### [WHAT NEEDS TO BE DONE]
Repeat each line of the material below exactly as it appears, minus any pictures.

--- Start ---

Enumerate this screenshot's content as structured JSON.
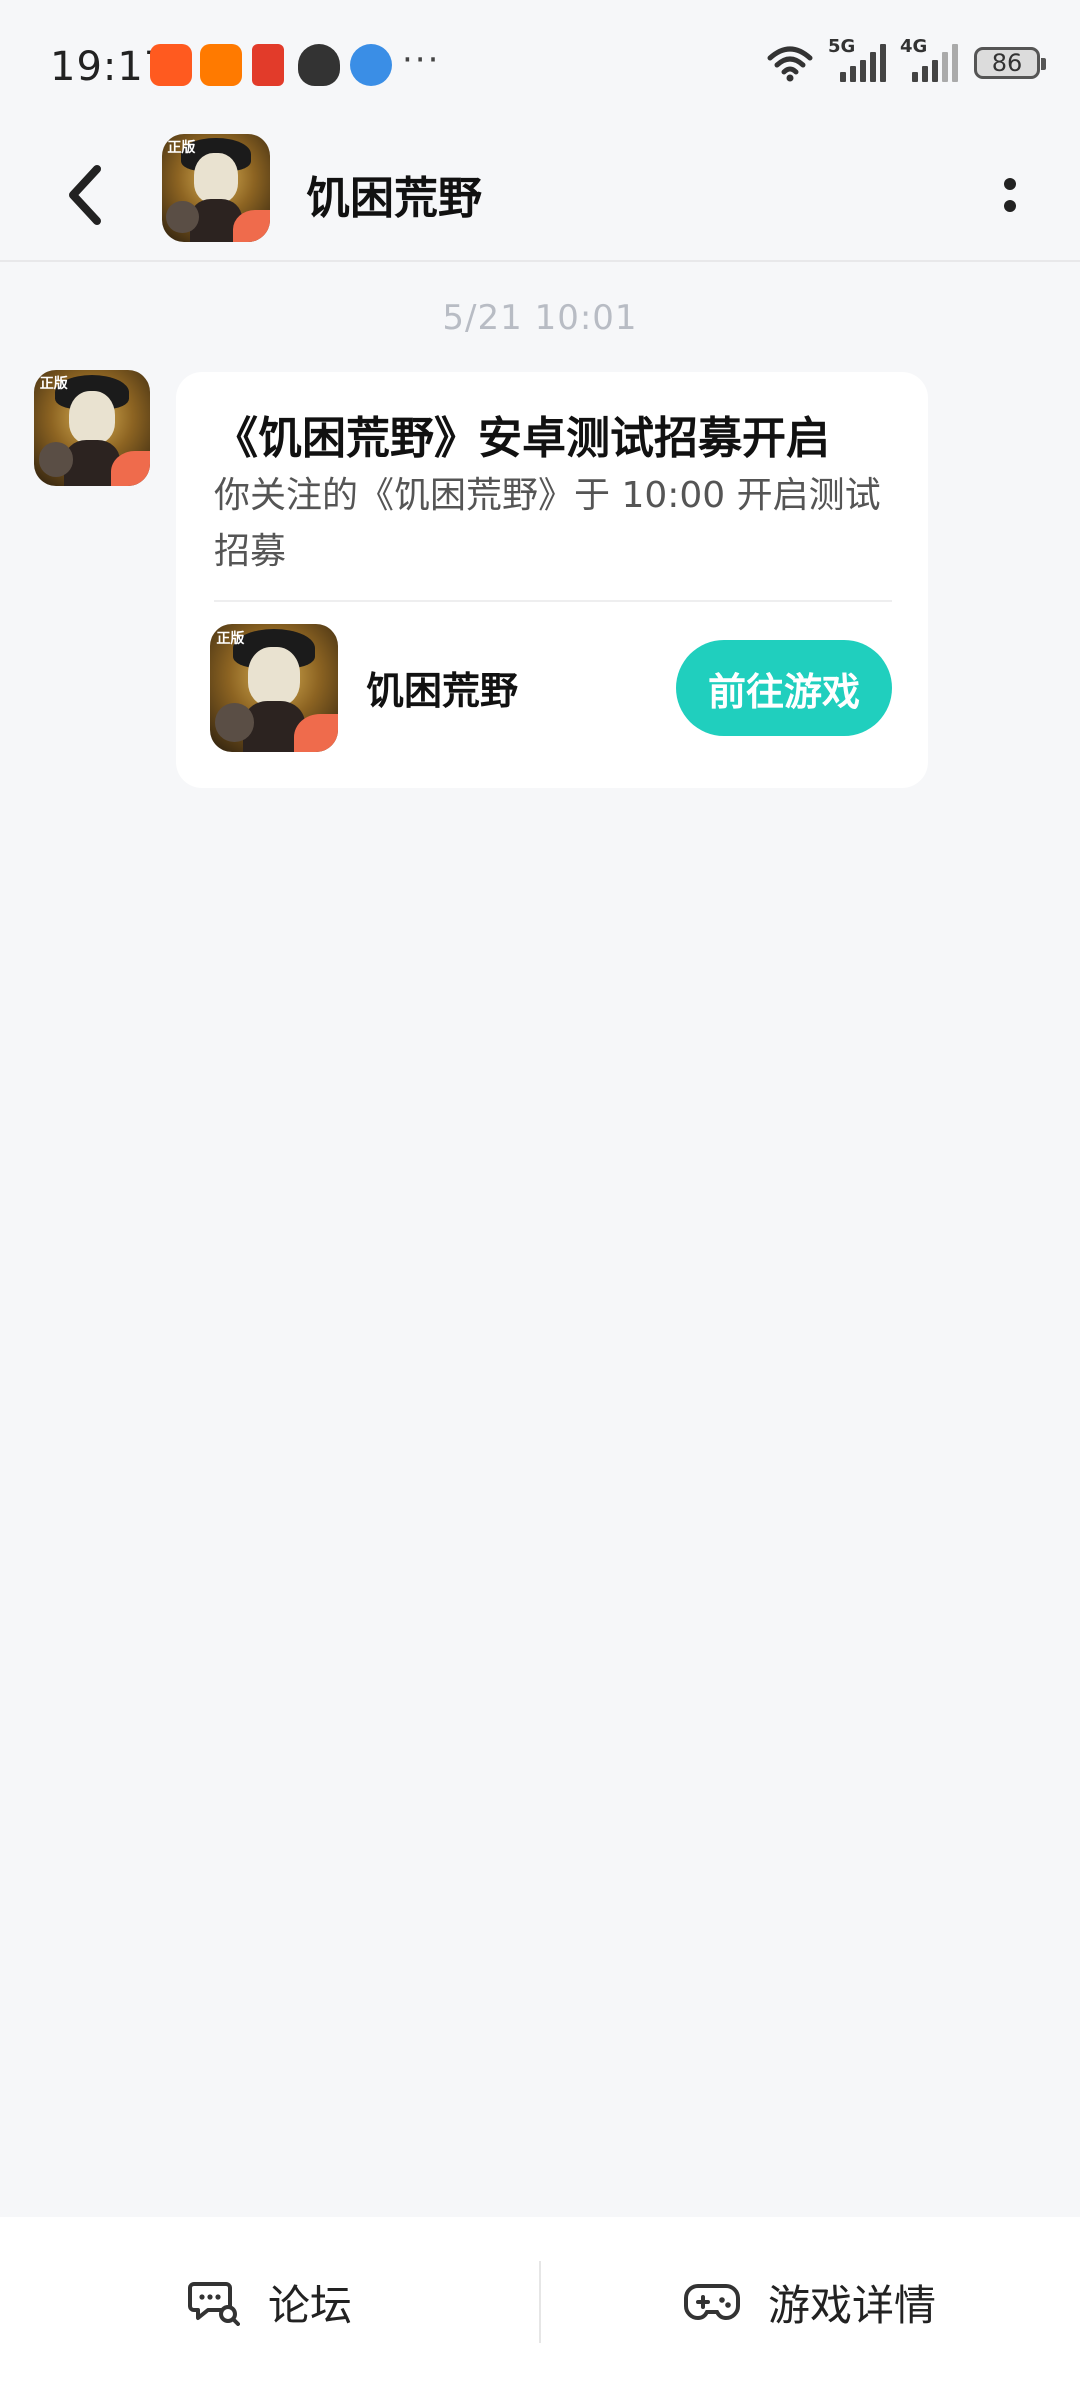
{
  "status_bar": {
    "time": "19:17",
    "network_1": "5G",
    "network_2": "4G",
    "battery": "86",
    "notification_icons": [
      {
        "name": "taobao-app-icon",
        "color": "#ff5a1f"
      },
      {
        "name": "shop-app-icon",
        "color": "#ff7a00"
      },
      {
        "name": "red-packet-icon",
        "color": "#e23b2a"
      },
      {
        "name": "qq-penguin-icon",
        "color": "#333333"
      },
      {
        "name": "browser-planet-icon",
        "color": "#3a8ee6"
      }
    ],
    "more_dots": "···"
  },
  "header": {
    "title": "饥困荒野"
  },
  "message": {
    "timestamp": "5/21 10:01",
    "title": "《饥困荒野》安卓测试招募开启",
    "body": "你关注的《饥困荒野》于 10:00 开启测试招募",
    "game_name": "饥困荒野",
    "button_label": "前往游戏"
  },
  "bottom_bar": {
    "forum_label": "论坛",
    "details_label": "游戏详情"
  },
  "icon_tag": "正版",
  "colors": {
    "accent": "#20cfbe",
    "background": "#f6f7f9",
    "card": "#ffffff"
  }
}
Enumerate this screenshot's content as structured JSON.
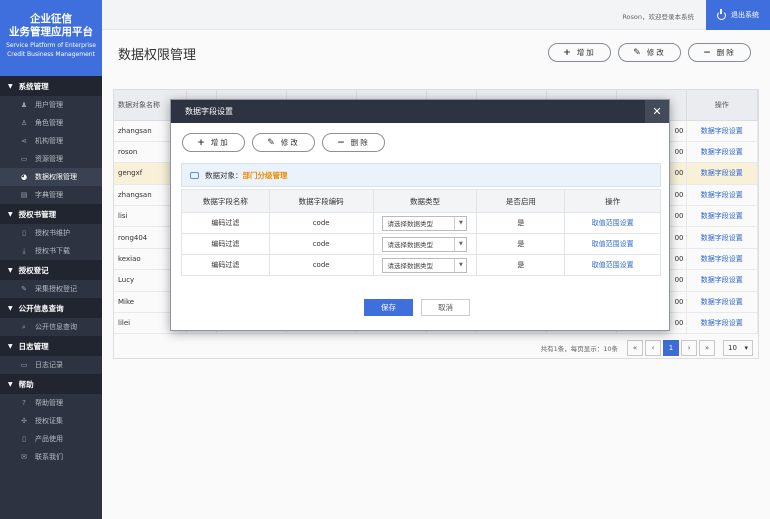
{
  "app": {
    "title_line1": "企业征信",
    "title_line2": "业务管理应用平台",
    "subtitle_line1": "Service Platform of Enterprise",
    "subtitle_line2": "Credit Business Management"
  },
  "topbar": {
    "welcome": "Roson，欢迎登录本系统",
    "logout": "退出系统"
  },
  "sidebar": {
    "sections": [
      {
        "label": "系统管理",
        "items": [
          {
            "label": "用户管理",
            "icon": "user-icon",
            "glyph": "♟"
          },
          {
            "label": "角色管理",
            "icon": "role-icon",
            "glyph": "♙"
          },
          {
            "label": "机构管理",
            "icon": "org-icon",
            "glyph": "⋖"
          },
          {
            "label": "资源管理",
            "icon": "folder-icon",
            "glyph": "▭"
          },
          {
            "label": "数据权限管理",
            "icon": "data-permission-icon",
            "glyph": "◕",
            "active": true
          },
          {
            "label": "字典管理",
            "icon": "dictionary-icon",
            "glyph": "▤"
          }
        ]
      },
      {
        "label": "授权书管理",
        "items": [
          {
            "label": "授权书维护",
            "icon": "document-icon",
            "glyph": "▯"
          },
          {
            "label": "授权书下载",
            "icon": "download-icon",
            "glyph": "⤓"
          }
        ]
      },
      {
        "label": "授权登记",
        "items": [
          {
            "label": "采集授权登记",
            "icon": "pen-icon",
            "glyph": "✎"
          }
        ]
      },
      {
        "label": "公开信息查询",
        "items": [
          {
            "label": "公开信息查询",
            "icon": "search-icon",
            "glyph": "⌕"
          }
        ]
      },
      {
        "label": "日志管理",
        "items": [
          {
            "label": "日志记录",
            "icon": "log-icon",
            "glyph": "▭"
          }
        ]
      },
      {
        "label": "帮助",
        "items": [
          {
            "label": "帮助管理",
            "icon": "help-icon",
            "glyph": "?"
          },
          {
            "label": "授权证集",
            "icon": "certificate-icon",
            "glyph": "✣"
          },
          {
            "label": "产品使用",
            "icon": "phone-icon",
            "glyph": "▯"
          },
          {
            "label": "联系我们",
            "icon": "mail-icon",
            "glyph": "✉"
          }
        ]
      }
    ]
  },
  "page": {
    "title": "数据权限管理",
    "add": "增加",
    "edit": "修改",
    "delete": "删除"
  },
  "table": {
    "col_name": "数据对象名称",
    "col_action": "操作",
    "rows": [
      {
        "name": "zhangsan",
        "num": "00",
        "action": "数据字段设置"
      },
      {
        "name": "roson",
        "num": "00",
        "action": "数据字段设置"
      },
      {
        "name": "gengxf",
        "num": "00",
        "action": "数据字段设置",
        "highlight": true
      },
      {
        "name": "zhangsan",
        "num": "00",
        "action": "数据字段设置"
      },
      {
        "name": "lisi",
        "num": "00",
        "action": "数据字段设置"
      },
      {
        "name": "rong404",
        "num": "00",
        "action": "数据字段设置"
      },
      {
        "name": "kexiao",
        "num": "00",
        "action": "数据字段设置"
      },
      {
        "name": "Lucy",
        "num": "00",
        "action": "数据字段设置"
      },
      {
        "name": "Mike",
        "num": "00",
        "action": "数据字段设置"
      },
      {
        "name": "lilei",
        "num": "00",
        "action": "数据字段设置"
      }
    ]
  },
  "pager": {
    "info": "共有1条，每页显示：10条",
    "first": "«",
    "prev": "‹",
    "current": "1",
    "next": "›",
    "last": "»",
    "page_size": "10"
  },
  "modal": {
    "title": "数据字段设置",
    "close": "✕",
    "add": "增加",
    "edit": "修改",
    "delete": "删除",
    "object_label": "数据对象：",
    "object_value": "部门分级管理",
    "columns": [
      "数据字段名称",
      "数据字段编码",
      "数据类型",
      "是否启用",
      "操作"
    ],
    "rows": [
      {
        "name": "编码过滤",
        "code": "code",
        "type_placeholder": "请选择数据类型",
        "enabled": "是",
        "action": "取值范围设置"
      },
      {
        "name": "编码过滤",
        "code": "code",
        "type_placeholder": "请选择数据类型",
        "enabled": "是",
        "action": "取值范围设置"
      },
      {
        "name": "编码过滤",
        "code": "code",
        "type_placeholder": "请选择数据类型",
        "enabled": "是",
        "action": "取值范围设置"
      }
    ],
    "save": "保存",
    "cancel": "取消"
  }
}
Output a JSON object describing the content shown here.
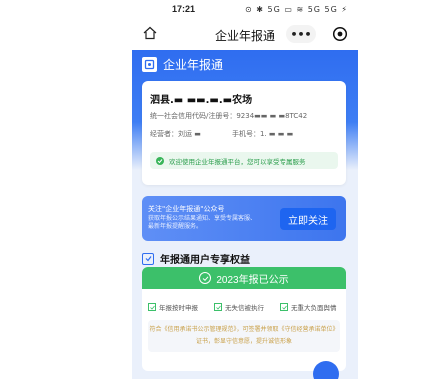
{
  "status_bar": {
    "time": "17:21",
    "indicators": "⊙ ✱ 5G ▭ ≋ 5G 5G ⚡"
  },
  "nav": {
    "title": "企业年报通",
    "more_label": "•••"
  },
  "brand": {
    "name": "企业年报通"
  },
  "company_card": {
    "name": "泗县.▬ ▬▬.▬.▬农场",
    "credit_code": "统一社会信用代码/注册号：9234▬▬ ▬ ▬8TC42",
    "operator": "经营者：刘运 ▬",
    "phone": "手机号：1. ▬ ▬ ▬",
    "welcome": "欢迎使用企业年报通平台，您可以享受专属服务"
  },
  "follow_banner": {
    "title": "关注\"企业年报通\"公众号",
    "subtitle": "获取年报公示结果通知、享受专属客服、最新年报提醒服务。",
    "button": "立即关注"
  },
  "rights": {
    "title": "年报通用户专享权益"
  },
  "annual": {
    "status": "2023年报已公示",
    "features": [
      "年报按时申报",
      "无失信被执行",
      "无重大负面舆情"
    ],
    "description": "符合《信用承诺书公示管理规范》，可签署并领取《守信经营承诺单位》证书，彰显守信意愿，提升诚信形象"
  },
  "colors": {
    "primary": "#2f6df0",
    "success": "#3cc06a",
    "gold_text": "#c9a14a"
  },
  "icons": [
    "home-icon",
    "more-icon",
    "close-icon",
    "logo-icon",
    "check-icon",
    "checkbox-icon",
    "float-button-icon"
  ]
}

--- End ---

### [RESPONSE FOR THIS EXERCISE]
Enumerate this screenshot's content as structured JSON.
{
  "status_bar": {
    "time": "19:17",
    "network_1": "5G",
    "network_2": "4G",
    "battery": "86",
    "notification_icons": [
      {
        "name": "taobao-app-icon",
        "color": "#ff5a1f"
      },
      {
        "name": "shop-app-icon",
        "color": "#ff7a00"
      },
      {
        "name": "red-packet-icon",
        "color": "#e23b2a"
      },
      {
        "name": "qq-penguin-icon",
        "color": "#333333"
      },
      {
        "name": "browser-planet-icon",
        "color": "#3a8ee6"
      }
    ],
    "more_dots": "···"
  },
  "header": {
    "title": "饥困荒野"
  },
  "message": {
    "timestamp": "5/21 10:01",
    "title": "《饥困荒野》安卓测试招募开启",
    "body": "你关注的《饥困荒野》于 10:00 开启测试招募",
    "game_name": "饥困荒野",
    "button_label": "前往游戏"
  },
  "bottom_bar": {
    "forum_label": "论坛",
    "details_label": "游戏详情"
  },
  "icon_tag": "正版",
  "colors": {
    "accent": "#20cfbe",
    "background": "#f6f7f9",
    "card": "#ffffff"
  }
}
Enumerate this screenshot's content as structured JSON.
{
  "app": {
    "title_line1": "企业征信",
    "title_line2": "业务管理应用平台",
    "subtitle_line1": "Service Platform of Enterprise",
    "subtitle_line2": "Credit Business Management"
  },
  "topbar": {
    "welcome": "Roson，欢迎登录本系统",
    "logout": "退出系统"
  },
  "sidebar": {
    "sections": [
      {
        "label": "系统管理",
        "items": [
          {
            "label": "用户管理",
            "icon": "user-icon",
            "glyph": "♟"
          },
          {
            "label": "角色管理",
            "icon": "role-icon",
            "glyph": "♙"
          },
          {
            "label": "机构管理",
            "icon": "org-icon",
            "glyph": "⋖"
          },
          {
            "label": "资源管理",
            "icon": "folder-icon",
            "glyph": "▭"
          },
          {
            "label": "数据权限管理",
            "icon": "data-permission-icon",
            "glyph": "◕",
            "active": true
          },
          {
            "label": "字典管理",
            "icon": "dictionary-icon",
            "glyph": "▤"
          }
        ]
      },
      {
        "label": "授权书管理",
        "items": [
          {
            "label": "授权书维护",
            "icon": "document-icon",
            "glyph": "▯"
          },
          {
            "label": "授权书下载",
            "icon": "download-icon",
            "glyph": "⤓"
          }
        ]
      },
      {
        "label": "授权登记",
        "items": [
          {
            "label": "采集授权登记",
            "icon": "pen-icon",
            "glyph": "✎"
          }
        ]
      },
      {
        "label": "公开信息查询",
        "items": [
          {
            "label": "公开信息查询",
            "icon": "search-icon",
            "glyph": "⌕"
          }
        ]
      },
      {
        "label": "日志管理",
        "items": [
          {
            "label": "日志记录",
            "icon": "log-icon",
            "glyph": "▭"
          }
        ]
      },
      {
        "label": "帮助",
        "items": [
          {
            "label": "帮助管理",
            "icon": "help-icon",
            "glyph": "?"
          },
          {
            "label": "授权证集",
            "icon": "certificate-icon",
            "glyph": "✣"
          },
          {
            "label": "产品使用",
            "icon": "phone-icon",
            "glyph": "▯"
          },
          {
            "label": "联系我们",
            "icon": "mail-icon",
            "glyph": "✉"
          }
        ]
      }
    ]
  },
  "page": {
    "title": "数据权限管理",
    "add": "增加",
    "edit": "修改",
    "delete": "删除"
  },
  "table": {
    "col_name": "数据对象名称",
    "col_action": "操作",
    "rows": [
      {
        "name": "zhangsan",
        "num": "00",
        "action": "数据字段设置"
      },
      {
        "name": "roson",
        "num": "00",
        "action": "数据字段设置"
      },
      {
        "name": "gengxf",
        "num": "00",
        "action": "数据字段设置",
        "highlight": true
      },
      {
        "name": "zhangsan",
        "num": "00",
        "action": "数据字段设置"
      },
      {
        "name": "lisi",
        "num": "00",
        "action": "数据字段设置"
      },
      {
        "name": "rong404",
        "num": "00",
        "action": "数据字段设置"
      },
      {
        "name": "kexiao",
        "num": "00",
        "action": "数据字段设置"
      },
      {
        "name": "Lucy",
        "num": "00",
        "action": "数据字段设置"
      },
      {
        "name": "Mike",
        "num": "00",
        "action": "数据字段设置"
      },
      {
        "name": "lilei",
        "num": "00",
        "action": "数据字段设置"
      }
    ]
  },
  "pager": {
    "info": "共有1条，每页显示：10条",
    "first": "«",
    "prev": "‹",
    "current": "1",
    "next": "›",
    "last": "»",
    "page_size": "10"
  },
  "modal": {
    "title": "数据字段设置",
    "close": "✕",
    "add": "增加",
    "edit": "修改",
    "delete": "删除",
    "object_label": "数据对象：",
    "object_value": "部门分级管理",
    "columns": [
      "数据字段名称",
      "数据字段编码",
      "数据类型",
      "是否启用",
      "操作"
    ],
    "rows": [
      {
        "name": "编码过滤",
        "code": "code",
        "type_placeholder": "请选择数据类型",
        "enabled": "是",
        "action": "取值范围设置"
      },
      {
        "name": "编码过滤",
        "code": "code",
        "type_placeholder": "请选择数据类型",
        "enabled": "是",
        "action": "取值范围设置"
      },
      {
        "name": "编码过滤",
        "code": "code",
        "type_placeholder": "请选择数据类型",
        "enabled": "是",
        "action": "取值范围设置"
      }
    ],
    "save": "保存",
    "cancel": "取消"
  }
}
Output a JSON object describing the content shown here.
{
  "status_bar": {
    "time": "17:21",
    "indicators": "⊙ ✱ 5G ▭ ≋ 5G 5G ⚡"
  },
  "nav": {
    "title": "企业年报通",
    "more_label": "•••"
  },
  "brand": {
    "name": "企业年报通"
  },
  "company_card": {
    "name": "泗县.▬ ▬▬.▬.▬农场",
    "credit_code": "统一社会信用代码/注册号：9234▬▬ ▬ ▬8TC42",
    "operator": "经营者：刘运 ▬",
    "phone": "手机号：1. ▬ ▬ ▬",
    "welcome": "欢迎使用企业年报通平台，您可以享受专属服务"
  },
  "follow_banner": {
    "title": "关注\"企业年报通\"公众号",
    "subtitle": "获取年报公示结果通知、享受专属客服、最新年报提醒服务。",
    "button": "立即关注"
  },
  "rights": {
    "title": "年报通用户专享权益"
  },
  "annual": {
    "status": "2023年报已公示",
    "features": [
      "年报按时申报",
      "无失信被执行",
      "无重大负面舆情"
    ],
    "description": "符合《信用承诺书公示管理规范》，可签署并领取《守信经营承诺单位》证书，彰显守信意愿，提升诚信形象"
  },
  "colors": {
    "primary": "#2f6df0",
    "success": "#3cc06a",
    "gold_text": "#c9a14a"
  },
  "icons": [
    "home-icon",
    "more-icon",
    "close-icon",
    "logo-icon",
    "check-icon",
    "checkbox-icon",
    "float-button-icon"
  ]
}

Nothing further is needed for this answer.